_Set tasks:_
1. Transcribe the passage from "The investment process" to "meet our maker." in the post on fiduciaries and investment costs.
2. In the post on fiduciaries and investment costs, why does the investment community favor earning compensation through annual payments? Answer in one to three sentences.

[begin Supplied text]

Sunday, April 10, 2016

Fiduciaries, Expenses, ETFs and Timespans



Introduction

Apparently the favorite interview press query at the Academy Awards is “what are you wearing?” The answer, according to script is the designer’s name. However, this is an incomplete description of the garment. The question and answer works in a sound bite commercial world for some but does not tell us anything as to the talent of the actress (or actor), the role portrayed, and most importantly how the performance worked. This is an example as to how we use labels to convey a familiarity of topic knowledge and “being in the know” exclusivity. The media, government agencies, and some investors also use labels in the same way and these could be traps in terms of making sound long-term investment decisions.

Fiduciary

This week the US Department of Labor produced a 208 page document which I actually read. The full title is “Fiduciary”; Conflict of Interest Rule - Retirement Investment Advice. In brief summary the document mostly discusses the appropriate disclosure of compensation arrangements by various investment intermediaries. As both a registered investment advisor and an employer of other fiduciaries, I read this as a cynical document. One of the definitions of a cynic is that he or she knows the price of everything and the value of nothing.

The investment process at the professional level is long and often difficult in terms of coming to present conclusions from past performance and the surrounding analysis. (It is worthwhile that the Securities and Exchange Commission requires a cautionary statement to be appended to investment performance claims that past performance does not guaranty future performance.) I am sympathetic to the government’s desire to help investors, in particular ones investing for retirement. They believe that disclosing various ways that the investment system has found to receive compensation is useful. This is like the true statement that at some future point we all will meet our maker.

The real problem is that the professional community has been unable to fully identify the system-wide cost of investing, from securing a relationship, lifetime training and servicing, all of the administrative expenses including legal and tax professionals, as well some recognition of the standby costs to have these services available for when they are needed. In aggregate, I don’t know  what the real costs are. 

For many individuals the biggest single investment in their lifetime is the purchase of a home. Before the pressure of competitive pricing, the “going in” costs are quoted at 6% + closing costs. (I have often said “protect me from a ready to move-in house.” Within the first couple years of ownership perhaps another 10% or more may be spent converting the home to what we really want.) Thus realistically I view the true cost of a new home as the transaction price plus 10-20% a few years out. I suggest that the true cost of the time and efforts of all professionals dealing with your retirement capital is probably in the same order of magnitude on a much larger amount.

With the exception of performance fees, no one attempts to recapture these kinds of costs on the surface when investing retirement money. This does not mean that these service provider costs are not there or that they are a great deal lower than residential real estate transaction costs. Traditionally the investment community has recognized that there was a customer barrier to charging up front the lifetime expenses of a transaction. Thus, the favored way to earn compensation is first to receive annual payments which if the accounts stay with them long enough; e.g., 10-20 years, payments may reach equivalent to residential real estate expenses. The second way is to have many more transactions than the average real estate broker, which in turn probably means a significant increase in marketing costs.

[end Supplied text]
[begin Record excerpts]

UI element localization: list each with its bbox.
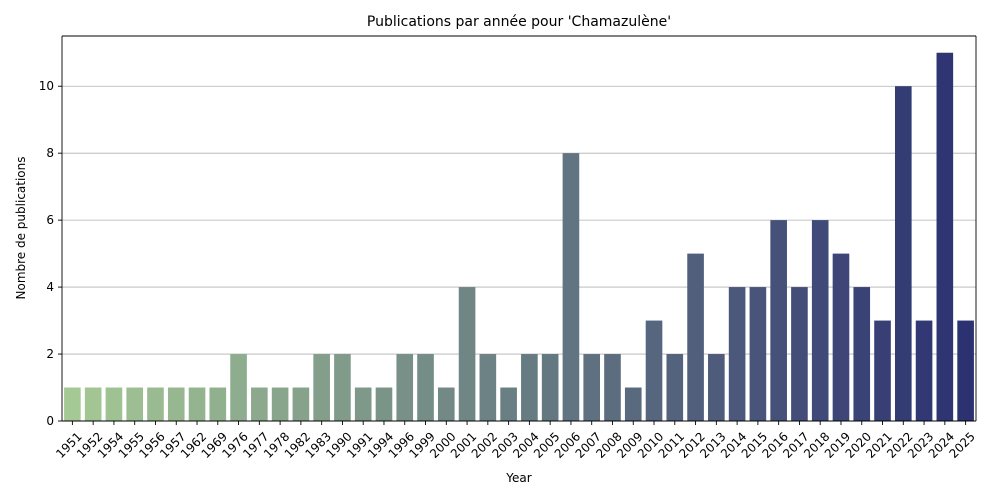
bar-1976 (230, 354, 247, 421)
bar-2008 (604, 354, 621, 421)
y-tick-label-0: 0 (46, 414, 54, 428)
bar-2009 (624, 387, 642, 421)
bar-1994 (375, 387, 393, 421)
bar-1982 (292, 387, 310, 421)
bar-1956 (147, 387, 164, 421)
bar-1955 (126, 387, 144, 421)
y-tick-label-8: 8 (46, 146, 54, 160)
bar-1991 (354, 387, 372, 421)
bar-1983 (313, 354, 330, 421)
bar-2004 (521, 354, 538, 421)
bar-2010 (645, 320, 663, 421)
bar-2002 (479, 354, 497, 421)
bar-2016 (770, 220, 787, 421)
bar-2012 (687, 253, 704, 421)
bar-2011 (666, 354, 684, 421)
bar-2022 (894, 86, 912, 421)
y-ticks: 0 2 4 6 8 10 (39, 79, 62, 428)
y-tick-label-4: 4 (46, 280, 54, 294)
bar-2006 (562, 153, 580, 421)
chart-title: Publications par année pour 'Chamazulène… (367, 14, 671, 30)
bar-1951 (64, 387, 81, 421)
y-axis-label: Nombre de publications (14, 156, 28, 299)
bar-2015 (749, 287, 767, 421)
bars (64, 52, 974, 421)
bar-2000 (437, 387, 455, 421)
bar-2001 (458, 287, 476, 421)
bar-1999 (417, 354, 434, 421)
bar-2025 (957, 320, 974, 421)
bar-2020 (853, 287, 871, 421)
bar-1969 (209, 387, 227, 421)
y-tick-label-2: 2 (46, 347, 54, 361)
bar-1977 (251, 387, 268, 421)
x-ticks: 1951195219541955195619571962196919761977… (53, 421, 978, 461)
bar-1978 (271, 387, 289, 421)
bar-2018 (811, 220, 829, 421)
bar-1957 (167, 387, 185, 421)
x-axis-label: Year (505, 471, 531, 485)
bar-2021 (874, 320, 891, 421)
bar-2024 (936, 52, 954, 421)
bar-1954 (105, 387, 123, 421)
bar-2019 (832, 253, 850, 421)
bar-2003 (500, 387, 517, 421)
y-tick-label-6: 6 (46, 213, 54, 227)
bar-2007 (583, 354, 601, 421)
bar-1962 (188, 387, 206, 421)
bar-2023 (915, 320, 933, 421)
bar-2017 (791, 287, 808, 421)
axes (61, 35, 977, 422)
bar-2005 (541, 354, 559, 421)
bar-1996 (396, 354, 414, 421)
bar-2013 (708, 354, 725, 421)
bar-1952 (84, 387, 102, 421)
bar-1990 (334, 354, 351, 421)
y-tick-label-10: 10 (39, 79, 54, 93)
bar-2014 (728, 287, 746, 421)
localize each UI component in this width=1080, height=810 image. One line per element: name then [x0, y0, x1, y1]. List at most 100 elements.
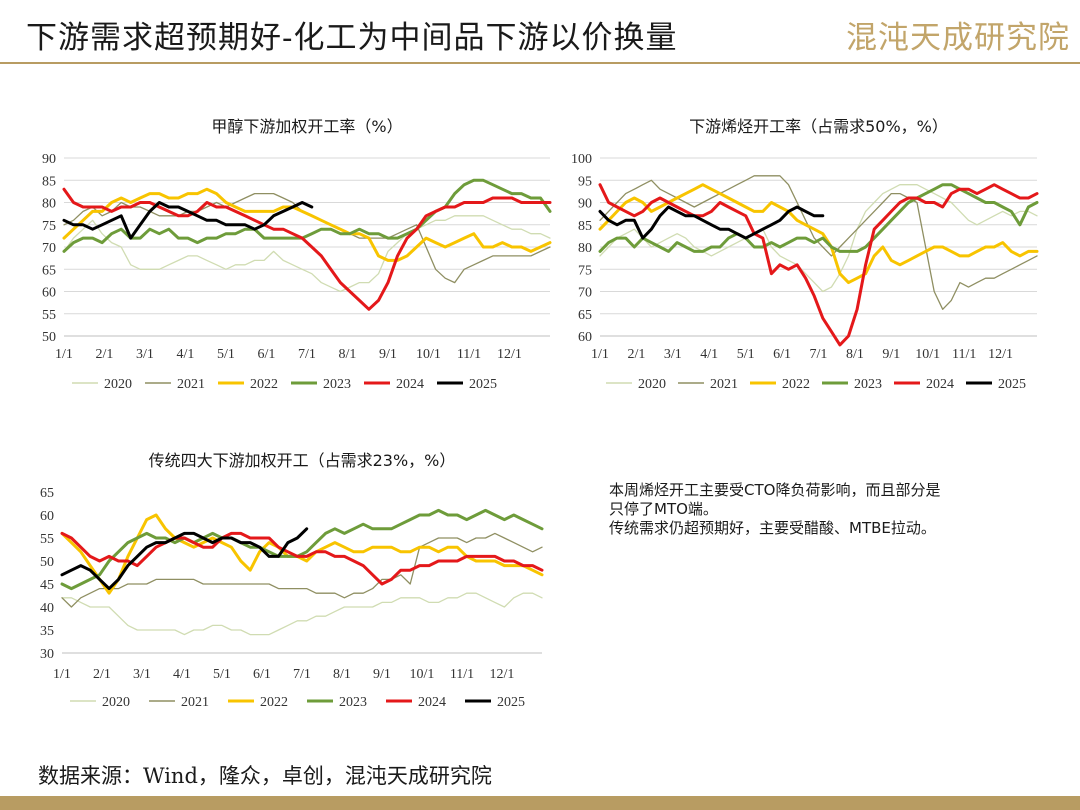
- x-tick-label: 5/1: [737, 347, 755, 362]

[end Record excerpts]

_Exercise results:_
1.
The investment process at the professional level is long and often difficult in terms of coming to present conclusions from past performance and the surrounding analysis. (It is worthwhile that the Securities and Exchange Commission requires a cautionary statement to be appended to investment performance claims that past performance does not guaranty future performance.) I am sympathetic to the government’s desire to help investors, in particular ones investing for retirement. They believe that disclosing various ways that the investment system has found to receive compensation is useful. This is like the true statement that at some future point we all will meet our maker.

2. The investment community has traditionally recognized that customers resist being charged the lifetime expenses of a transaction up front. Annual payments avoid that barrier, and if accounts stay long enough, such as 10-20 years, the payments may reach the equivalent of residential real estate expenses.